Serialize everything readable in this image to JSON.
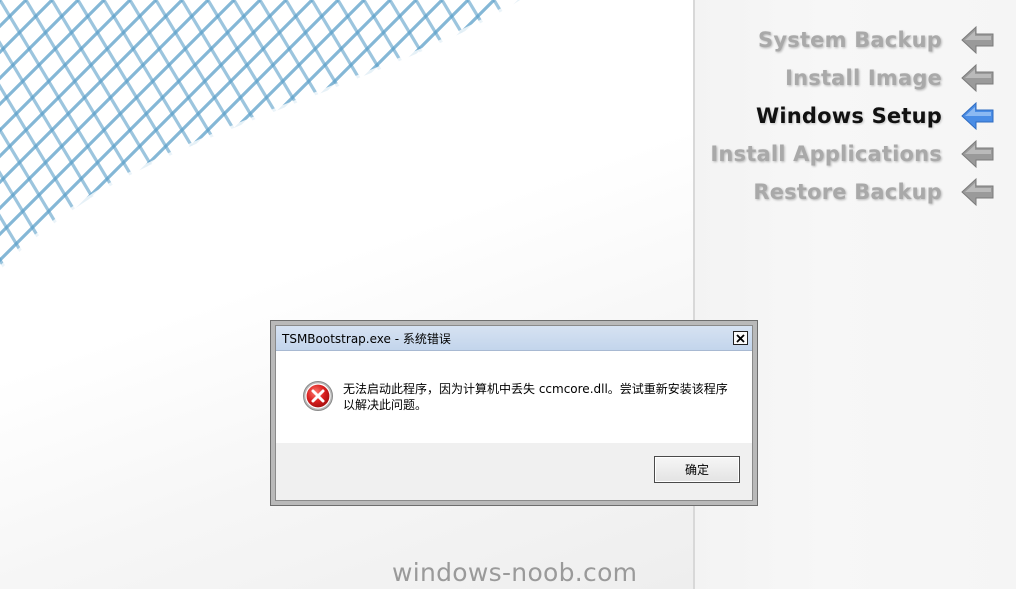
{
  "steps": [
    {
      "label": "System Backup",
      "state": "pending",
      "arrow_color": "#9a9a9a"
    },
    {
      "label": "Install Image",
      "state": "pending",
      "arrow_color": "#9a9a9a"
    },
    {
      "label": "Windows Setup",
      "state": "active",
      "arrow_color": "#4a8de6"
    },
    {
      "label": "Install Applications",
      "state": "pending",
      "arrow_color": "#9a9a9a"
    },
    {
      "label": "Restore Backup",
      "state": "pending",
      "arrow_color": "#9a9a9a"
    }
  ],
  "dialog": {
    "title": "TSMBootstrap.exe - 系统错误",
    "icon": "error-icon",
    "message": "无法启动此程序，因为计算机中丢失 ccmcore.dll。尝试重新安装该程序以解决此问题。",
    "ok_label": "确定",
    "close_label": "✕"
  },
  "watermark": "windows-noob.com",
  "colors": {
    "mesh_blue": "#5b9fc9",
    "active_arrow": "#4a8de6",
    "inactive_arrow": "#9a9a9a",
    "error_red": "#d81e1e"
  }
}
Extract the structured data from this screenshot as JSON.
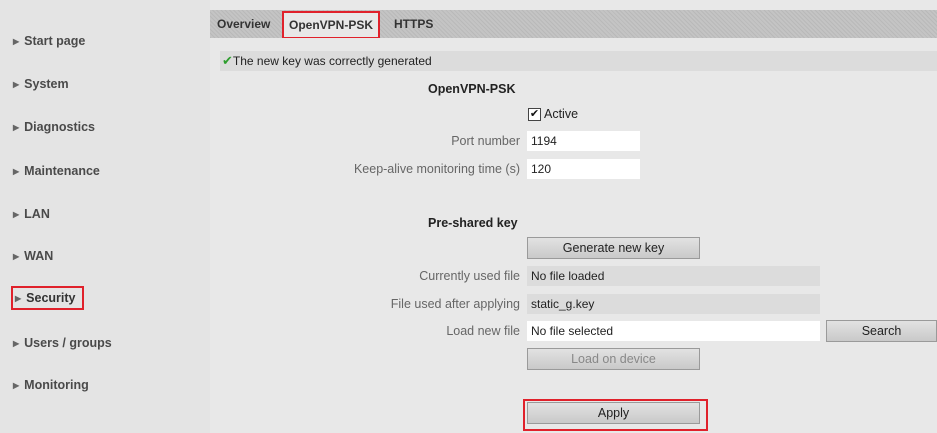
{
  "sidebar": {
    "items": [
      {
        "label": "Start page"
      },
      {
        "label": "System"
      },
      {
        "label": "Diagnostics"
      },
      {
        "label": "Maintenance"
      },
      {
        "label": "LAN"
      },
      {
        "label": "WAN"
      },
      {
        "label": "Security"
      },
      {
        "label": "Users / groups"
      },
      {
        "label": "Monitoring"
      }
    ]
  },
  "tabs": [
    {
      "label": "Overview"
    },
    {
      "label": "OpenVPN-PSK"
    },
    {
      "label": "HTTPS"
    }
  ],
  "message": {
    "icon": "checkmark-icon",
    "text": "The new key was correctly generated"
  },
  "section_title": "OpenVPN-PSK",
  "active": {
    "label": "Active",
    "checked": true
  },
  "port": {
    "label": "Port number",
    "value": "1194"
  },
  "keepalive": {
    "label": "Keep-alive monitoring time (s)",
    "value": "120"
  },
  "psk": {
    "heading": "Pre-shared key",
    "generate_label": "Generate new key",
    "current_label": "Currently used file",
    "current_value": "No file loaded",
    "after_label": "File used after applying",
    "after_value": "static_g.key",
    "load_label": "Load new file",
    "load_value": "No file selected",
    "search_label": "Search",
    "load_device_label": "Load on device"
  },
  "apply_label": "Apply",
  "colors": {
    "highlight": "#e0212b",
    "check": "#2e9e2e"
  }
}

☆ ☆ ☆ ☆

▸ **WHAT YOU ARE ASKED TO DO**
Look through the entries above. Extract each line with the word "JSON".

▸ **EXERCISE RESULT**
Serialize everything readable in this image to JSON.
Extract the structured data from this screenshot as JSON.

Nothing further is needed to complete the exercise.